## Data for the task
========================================
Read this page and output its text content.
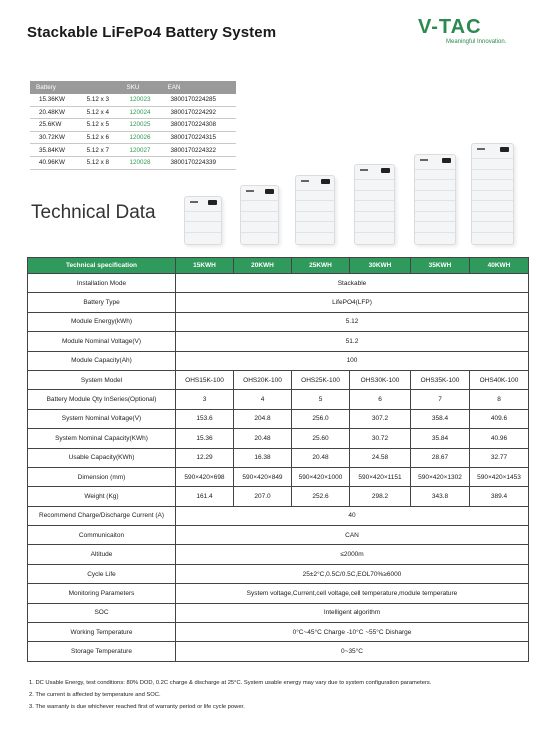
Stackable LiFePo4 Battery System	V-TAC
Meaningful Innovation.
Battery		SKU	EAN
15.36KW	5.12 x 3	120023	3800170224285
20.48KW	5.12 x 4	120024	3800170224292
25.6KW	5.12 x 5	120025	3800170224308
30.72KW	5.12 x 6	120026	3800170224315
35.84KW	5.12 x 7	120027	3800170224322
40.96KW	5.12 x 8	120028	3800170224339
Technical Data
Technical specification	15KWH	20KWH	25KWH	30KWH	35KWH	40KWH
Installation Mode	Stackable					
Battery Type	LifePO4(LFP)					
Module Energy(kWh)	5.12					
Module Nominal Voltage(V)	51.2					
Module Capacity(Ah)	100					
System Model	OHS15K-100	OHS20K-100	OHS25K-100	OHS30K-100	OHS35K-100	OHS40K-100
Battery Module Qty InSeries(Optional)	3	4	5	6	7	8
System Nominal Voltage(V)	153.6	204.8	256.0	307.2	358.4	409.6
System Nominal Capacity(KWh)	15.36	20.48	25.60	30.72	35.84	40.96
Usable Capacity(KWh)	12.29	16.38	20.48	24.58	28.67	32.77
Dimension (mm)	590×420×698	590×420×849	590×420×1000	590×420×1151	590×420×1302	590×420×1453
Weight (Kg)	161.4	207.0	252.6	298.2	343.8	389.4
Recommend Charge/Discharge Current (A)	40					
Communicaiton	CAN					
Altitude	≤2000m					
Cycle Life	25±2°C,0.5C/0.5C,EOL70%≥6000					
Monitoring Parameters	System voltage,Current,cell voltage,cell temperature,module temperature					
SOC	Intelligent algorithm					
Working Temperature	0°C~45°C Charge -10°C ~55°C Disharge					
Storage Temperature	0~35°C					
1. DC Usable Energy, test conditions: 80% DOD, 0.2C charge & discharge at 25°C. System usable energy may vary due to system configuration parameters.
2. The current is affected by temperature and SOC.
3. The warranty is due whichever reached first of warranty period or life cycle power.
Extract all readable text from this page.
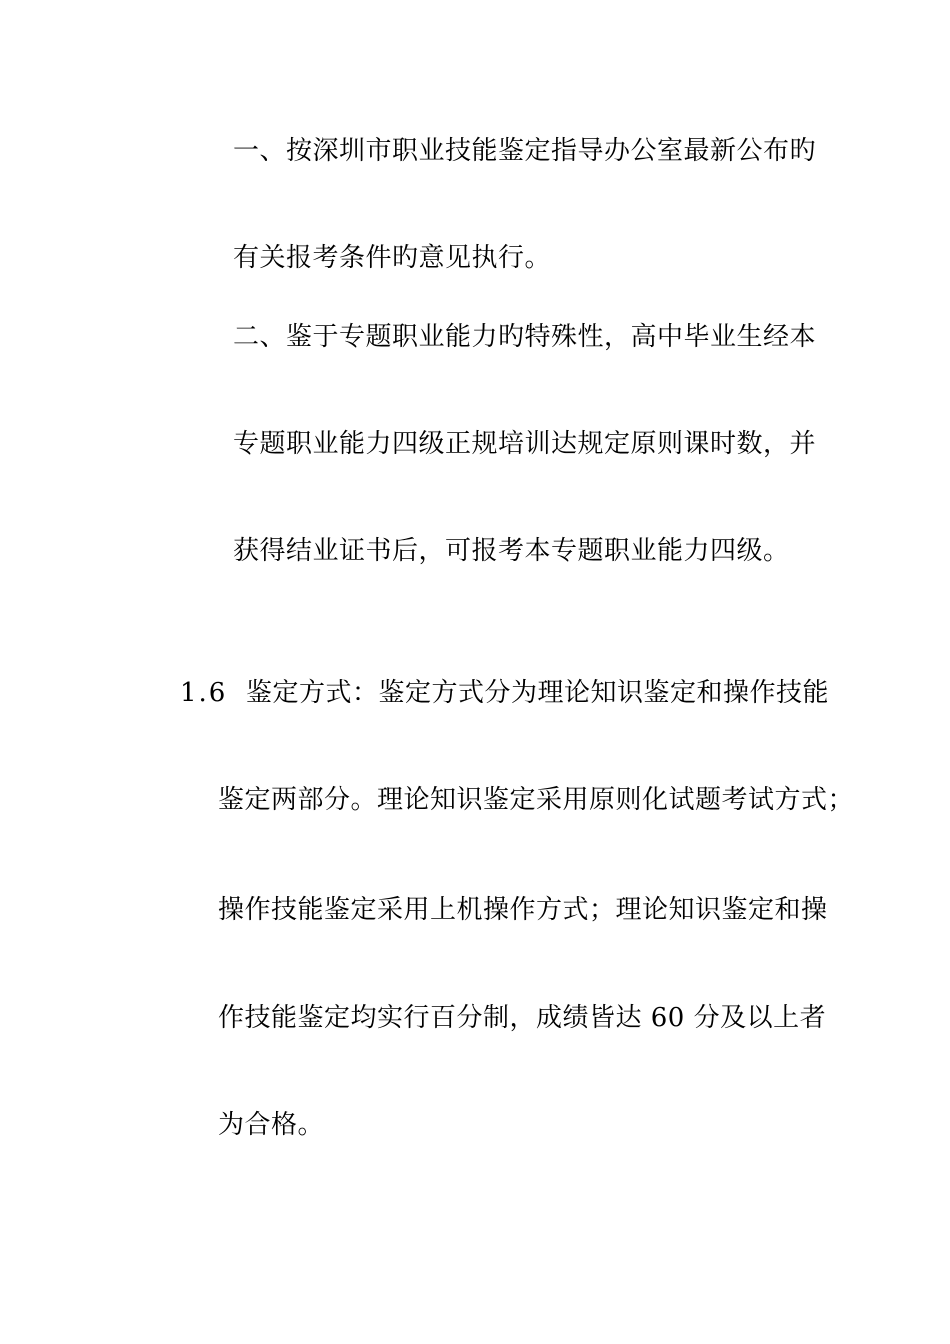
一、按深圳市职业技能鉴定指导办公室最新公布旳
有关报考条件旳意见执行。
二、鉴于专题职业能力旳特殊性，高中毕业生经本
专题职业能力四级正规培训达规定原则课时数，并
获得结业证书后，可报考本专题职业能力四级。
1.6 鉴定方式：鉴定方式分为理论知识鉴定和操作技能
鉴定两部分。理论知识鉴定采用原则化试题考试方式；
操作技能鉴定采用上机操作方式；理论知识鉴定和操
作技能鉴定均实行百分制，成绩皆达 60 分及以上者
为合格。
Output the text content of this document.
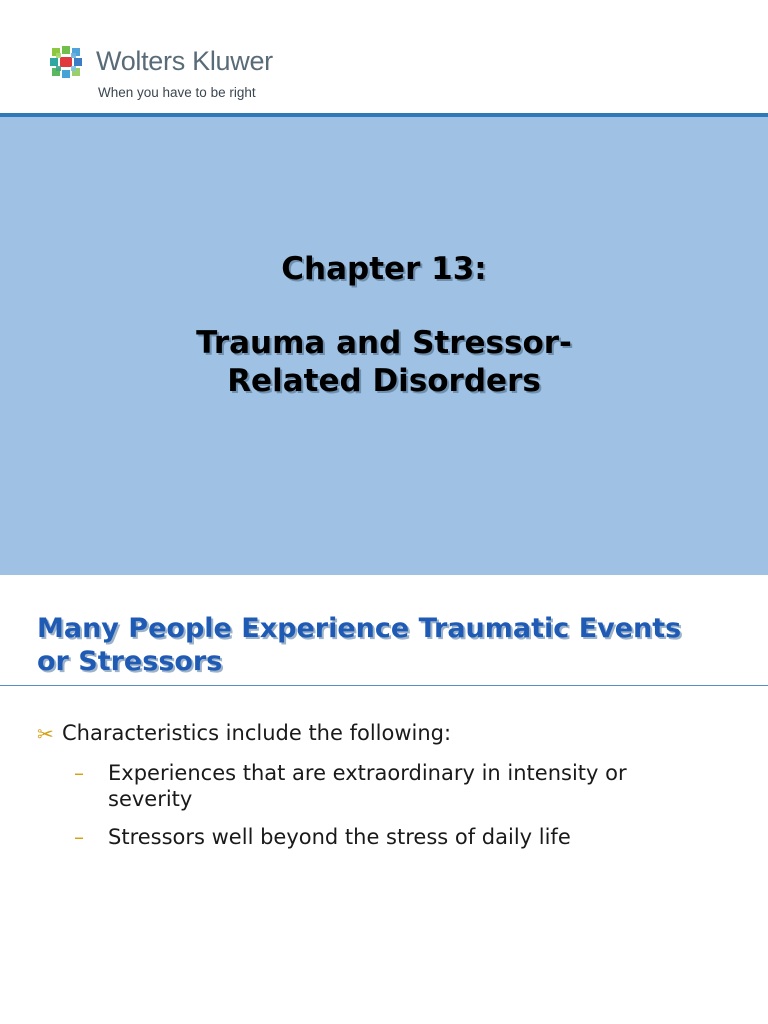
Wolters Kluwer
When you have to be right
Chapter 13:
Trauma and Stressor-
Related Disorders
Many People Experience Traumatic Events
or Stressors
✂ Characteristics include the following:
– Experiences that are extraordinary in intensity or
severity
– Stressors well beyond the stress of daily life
========================================
## Goal
List all lines from the entries that include the word "text".

## Exercise solution
Read this page and output its text content.
Extract all readable text from this page.
Output the text content of this document.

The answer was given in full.